— start PROVIDED DATA —

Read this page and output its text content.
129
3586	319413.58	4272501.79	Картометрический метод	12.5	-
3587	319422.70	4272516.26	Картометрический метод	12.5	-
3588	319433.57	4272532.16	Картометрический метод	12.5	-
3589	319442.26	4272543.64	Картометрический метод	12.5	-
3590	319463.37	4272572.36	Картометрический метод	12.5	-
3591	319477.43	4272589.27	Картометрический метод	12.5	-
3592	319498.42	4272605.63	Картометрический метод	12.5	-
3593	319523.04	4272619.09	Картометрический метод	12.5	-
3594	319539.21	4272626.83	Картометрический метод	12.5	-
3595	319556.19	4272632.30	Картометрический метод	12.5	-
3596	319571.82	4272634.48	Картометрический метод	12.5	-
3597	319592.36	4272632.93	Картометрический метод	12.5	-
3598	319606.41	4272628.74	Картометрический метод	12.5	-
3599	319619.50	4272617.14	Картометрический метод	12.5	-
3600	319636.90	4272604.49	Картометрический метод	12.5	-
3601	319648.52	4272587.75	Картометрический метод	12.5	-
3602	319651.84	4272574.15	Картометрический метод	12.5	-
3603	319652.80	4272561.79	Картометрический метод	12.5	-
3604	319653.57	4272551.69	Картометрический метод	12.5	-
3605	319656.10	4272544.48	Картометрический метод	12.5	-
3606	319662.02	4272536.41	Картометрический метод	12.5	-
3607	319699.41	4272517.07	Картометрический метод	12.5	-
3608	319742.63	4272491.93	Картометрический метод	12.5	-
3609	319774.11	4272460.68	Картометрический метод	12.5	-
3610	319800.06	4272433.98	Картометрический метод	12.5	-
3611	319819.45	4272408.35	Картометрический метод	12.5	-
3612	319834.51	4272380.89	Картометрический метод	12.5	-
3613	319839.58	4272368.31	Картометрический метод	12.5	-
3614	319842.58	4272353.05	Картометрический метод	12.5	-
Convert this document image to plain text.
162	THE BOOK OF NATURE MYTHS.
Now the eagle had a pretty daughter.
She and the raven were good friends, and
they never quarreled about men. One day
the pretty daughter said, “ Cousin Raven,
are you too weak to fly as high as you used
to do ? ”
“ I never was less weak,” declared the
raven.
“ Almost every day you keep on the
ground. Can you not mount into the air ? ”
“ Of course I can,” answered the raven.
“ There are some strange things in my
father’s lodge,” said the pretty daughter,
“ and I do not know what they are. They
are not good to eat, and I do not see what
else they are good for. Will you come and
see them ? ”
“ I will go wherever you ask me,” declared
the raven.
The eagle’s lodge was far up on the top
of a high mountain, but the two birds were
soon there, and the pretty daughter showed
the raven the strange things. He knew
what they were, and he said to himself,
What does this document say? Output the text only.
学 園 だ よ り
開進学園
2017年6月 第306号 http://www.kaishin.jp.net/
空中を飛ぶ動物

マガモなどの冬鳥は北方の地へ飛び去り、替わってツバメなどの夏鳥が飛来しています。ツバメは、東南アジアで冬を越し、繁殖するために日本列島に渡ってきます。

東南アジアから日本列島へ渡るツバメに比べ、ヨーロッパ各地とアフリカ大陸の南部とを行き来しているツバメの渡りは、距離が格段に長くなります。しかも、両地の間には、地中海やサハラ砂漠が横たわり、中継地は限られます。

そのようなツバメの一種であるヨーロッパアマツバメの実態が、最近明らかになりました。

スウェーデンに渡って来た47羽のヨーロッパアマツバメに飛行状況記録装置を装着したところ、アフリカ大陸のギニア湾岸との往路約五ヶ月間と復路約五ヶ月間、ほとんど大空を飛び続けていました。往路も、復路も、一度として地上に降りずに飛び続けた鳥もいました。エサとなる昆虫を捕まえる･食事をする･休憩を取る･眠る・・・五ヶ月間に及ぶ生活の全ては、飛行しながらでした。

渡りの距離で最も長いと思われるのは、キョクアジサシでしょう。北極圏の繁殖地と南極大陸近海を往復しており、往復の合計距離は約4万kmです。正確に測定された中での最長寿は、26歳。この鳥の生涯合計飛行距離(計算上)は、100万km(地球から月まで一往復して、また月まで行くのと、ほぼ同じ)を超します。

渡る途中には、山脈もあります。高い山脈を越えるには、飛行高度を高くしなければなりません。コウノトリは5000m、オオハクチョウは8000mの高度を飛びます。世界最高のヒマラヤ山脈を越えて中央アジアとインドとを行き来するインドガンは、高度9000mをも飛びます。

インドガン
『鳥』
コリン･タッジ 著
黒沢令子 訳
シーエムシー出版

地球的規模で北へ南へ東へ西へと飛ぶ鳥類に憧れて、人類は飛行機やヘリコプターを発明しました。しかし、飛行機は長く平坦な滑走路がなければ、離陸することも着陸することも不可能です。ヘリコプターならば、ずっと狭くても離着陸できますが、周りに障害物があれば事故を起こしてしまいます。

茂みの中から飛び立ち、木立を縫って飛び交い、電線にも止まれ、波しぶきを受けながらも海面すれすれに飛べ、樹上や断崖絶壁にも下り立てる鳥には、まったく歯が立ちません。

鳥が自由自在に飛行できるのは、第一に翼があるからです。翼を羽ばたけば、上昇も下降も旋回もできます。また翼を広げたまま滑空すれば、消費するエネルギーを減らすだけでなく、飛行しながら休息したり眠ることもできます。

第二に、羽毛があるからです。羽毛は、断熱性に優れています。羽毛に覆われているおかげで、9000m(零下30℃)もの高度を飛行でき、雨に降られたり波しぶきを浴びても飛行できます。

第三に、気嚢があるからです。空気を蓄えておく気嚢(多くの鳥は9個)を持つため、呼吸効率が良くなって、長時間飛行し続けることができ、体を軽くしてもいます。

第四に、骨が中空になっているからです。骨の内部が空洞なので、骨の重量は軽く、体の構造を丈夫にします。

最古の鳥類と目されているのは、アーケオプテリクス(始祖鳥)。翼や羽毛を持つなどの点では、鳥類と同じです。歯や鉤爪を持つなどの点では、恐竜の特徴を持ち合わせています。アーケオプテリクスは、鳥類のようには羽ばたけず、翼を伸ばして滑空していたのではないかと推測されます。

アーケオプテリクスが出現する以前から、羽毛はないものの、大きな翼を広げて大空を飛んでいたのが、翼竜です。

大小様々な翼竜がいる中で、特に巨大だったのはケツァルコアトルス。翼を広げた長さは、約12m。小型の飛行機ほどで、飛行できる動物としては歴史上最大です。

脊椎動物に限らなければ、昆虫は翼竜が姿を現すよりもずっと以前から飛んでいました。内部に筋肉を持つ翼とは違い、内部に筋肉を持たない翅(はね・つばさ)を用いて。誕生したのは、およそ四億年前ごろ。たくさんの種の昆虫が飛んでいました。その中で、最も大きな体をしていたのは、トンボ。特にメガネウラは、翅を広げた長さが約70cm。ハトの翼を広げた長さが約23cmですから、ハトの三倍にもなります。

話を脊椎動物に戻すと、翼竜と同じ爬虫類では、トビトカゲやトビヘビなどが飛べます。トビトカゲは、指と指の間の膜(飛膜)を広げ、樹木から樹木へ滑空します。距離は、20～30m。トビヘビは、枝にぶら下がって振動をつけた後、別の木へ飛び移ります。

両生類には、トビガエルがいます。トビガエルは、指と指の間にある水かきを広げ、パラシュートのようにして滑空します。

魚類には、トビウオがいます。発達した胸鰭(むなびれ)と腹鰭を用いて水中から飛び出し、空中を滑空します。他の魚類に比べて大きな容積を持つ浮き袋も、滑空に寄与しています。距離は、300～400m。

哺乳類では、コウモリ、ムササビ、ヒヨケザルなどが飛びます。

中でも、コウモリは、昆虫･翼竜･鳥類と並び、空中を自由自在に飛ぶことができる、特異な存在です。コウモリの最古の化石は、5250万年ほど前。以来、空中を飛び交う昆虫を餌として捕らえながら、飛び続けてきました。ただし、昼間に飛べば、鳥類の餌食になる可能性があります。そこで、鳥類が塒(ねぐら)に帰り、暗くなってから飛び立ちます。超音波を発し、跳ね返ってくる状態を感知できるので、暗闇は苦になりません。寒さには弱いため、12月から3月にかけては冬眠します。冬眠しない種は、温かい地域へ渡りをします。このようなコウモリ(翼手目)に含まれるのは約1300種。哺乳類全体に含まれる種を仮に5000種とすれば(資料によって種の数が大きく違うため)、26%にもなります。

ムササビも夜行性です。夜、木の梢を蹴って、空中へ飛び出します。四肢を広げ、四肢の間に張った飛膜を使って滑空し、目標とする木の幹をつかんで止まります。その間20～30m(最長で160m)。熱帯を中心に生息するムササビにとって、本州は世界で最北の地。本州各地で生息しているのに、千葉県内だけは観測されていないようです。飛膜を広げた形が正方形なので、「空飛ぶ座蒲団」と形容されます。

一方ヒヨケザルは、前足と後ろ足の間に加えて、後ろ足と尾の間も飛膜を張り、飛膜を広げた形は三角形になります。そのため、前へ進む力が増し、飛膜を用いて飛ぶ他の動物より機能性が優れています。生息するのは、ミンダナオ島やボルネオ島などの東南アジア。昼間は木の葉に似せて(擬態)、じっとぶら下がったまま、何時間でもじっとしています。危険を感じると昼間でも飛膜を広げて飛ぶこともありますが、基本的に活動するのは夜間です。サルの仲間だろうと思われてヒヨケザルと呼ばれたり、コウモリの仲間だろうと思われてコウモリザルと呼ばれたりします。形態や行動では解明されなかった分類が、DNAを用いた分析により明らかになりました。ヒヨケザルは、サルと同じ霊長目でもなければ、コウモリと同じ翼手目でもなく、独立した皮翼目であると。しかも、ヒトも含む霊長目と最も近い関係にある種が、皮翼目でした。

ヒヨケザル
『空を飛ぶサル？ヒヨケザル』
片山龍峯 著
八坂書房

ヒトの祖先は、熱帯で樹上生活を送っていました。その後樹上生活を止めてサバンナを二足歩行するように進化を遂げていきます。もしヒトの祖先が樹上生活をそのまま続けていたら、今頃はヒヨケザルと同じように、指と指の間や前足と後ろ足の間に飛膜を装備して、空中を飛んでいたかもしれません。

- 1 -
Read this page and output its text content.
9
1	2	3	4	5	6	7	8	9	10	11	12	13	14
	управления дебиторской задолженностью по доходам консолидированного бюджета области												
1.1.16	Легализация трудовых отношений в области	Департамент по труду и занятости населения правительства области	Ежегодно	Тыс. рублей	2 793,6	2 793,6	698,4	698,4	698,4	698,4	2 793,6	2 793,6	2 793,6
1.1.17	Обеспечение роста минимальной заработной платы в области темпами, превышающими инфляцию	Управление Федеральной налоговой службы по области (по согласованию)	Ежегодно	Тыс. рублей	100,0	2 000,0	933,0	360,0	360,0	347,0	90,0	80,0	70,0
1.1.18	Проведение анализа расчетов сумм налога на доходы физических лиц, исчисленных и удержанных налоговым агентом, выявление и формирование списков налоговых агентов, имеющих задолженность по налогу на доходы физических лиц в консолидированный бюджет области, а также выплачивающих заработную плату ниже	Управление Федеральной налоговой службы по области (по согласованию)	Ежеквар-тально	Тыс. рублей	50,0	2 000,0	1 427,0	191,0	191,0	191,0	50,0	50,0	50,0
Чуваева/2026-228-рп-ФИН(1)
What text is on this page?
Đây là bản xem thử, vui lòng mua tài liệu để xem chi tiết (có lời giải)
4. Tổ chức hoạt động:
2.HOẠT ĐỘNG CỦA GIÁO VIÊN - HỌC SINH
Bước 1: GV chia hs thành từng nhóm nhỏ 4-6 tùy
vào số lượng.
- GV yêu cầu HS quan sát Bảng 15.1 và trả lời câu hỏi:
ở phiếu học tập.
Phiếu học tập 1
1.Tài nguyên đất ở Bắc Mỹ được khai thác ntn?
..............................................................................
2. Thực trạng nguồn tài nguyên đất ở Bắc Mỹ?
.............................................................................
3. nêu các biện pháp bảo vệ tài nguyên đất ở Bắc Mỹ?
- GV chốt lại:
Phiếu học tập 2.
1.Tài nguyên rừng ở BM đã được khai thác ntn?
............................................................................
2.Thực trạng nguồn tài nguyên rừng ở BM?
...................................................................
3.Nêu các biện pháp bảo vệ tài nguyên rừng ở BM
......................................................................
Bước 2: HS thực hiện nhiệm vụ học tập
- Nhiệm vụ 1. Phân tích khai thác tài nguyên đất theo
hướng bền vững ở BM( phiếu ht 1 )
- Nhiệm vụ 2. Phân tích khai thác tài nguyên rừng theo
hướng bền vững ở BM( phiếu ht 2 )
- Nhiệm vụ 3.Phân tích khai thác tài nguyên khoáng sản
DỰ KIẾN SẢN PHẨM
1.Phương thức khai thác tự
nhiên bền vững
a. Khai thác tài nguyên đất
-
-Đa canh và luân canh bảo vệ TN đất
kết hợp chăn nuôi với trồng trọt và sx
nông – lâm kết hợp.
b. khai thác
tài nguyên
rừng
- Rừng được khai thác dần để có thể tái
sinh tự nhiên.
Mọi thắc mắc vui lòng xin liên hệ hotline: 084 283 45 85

— end PROVIDED DATA —

WHAT YOU ARE ASKED TO DO » In the listing above, locate each line with "nguyên" and copy it.

EXERCISE RESULT »
1.Tài nguyên đất ở Bắc Mỹ được khai thác ntn?
2. Thực trạng nguồn tài nguyên đất ở Bắc Mỹ?
3. nêu các biện pháp bảo vệ tài nguyên đất ở Bắc Mỹ?
1.Tài nguyên rừng ở BM đã được khai thác ntn?
2.Thực trạng nguồn tài nguyên rừng ở BM?
3.Nêu các biện pháp bảo vệ tài nguyên rừng ở BM
- Nhiệm vụ 1. Phân tích khai thác tài nguyên đất theo
- Nhiệm vụ 2. Phân tích khai thác tài nguyên rừng theo
- Nhiệm vụ 3.Phân tích khai thác tài nguyên khoáng sản
a. Khai thác tài nguyên đất
tài nguyên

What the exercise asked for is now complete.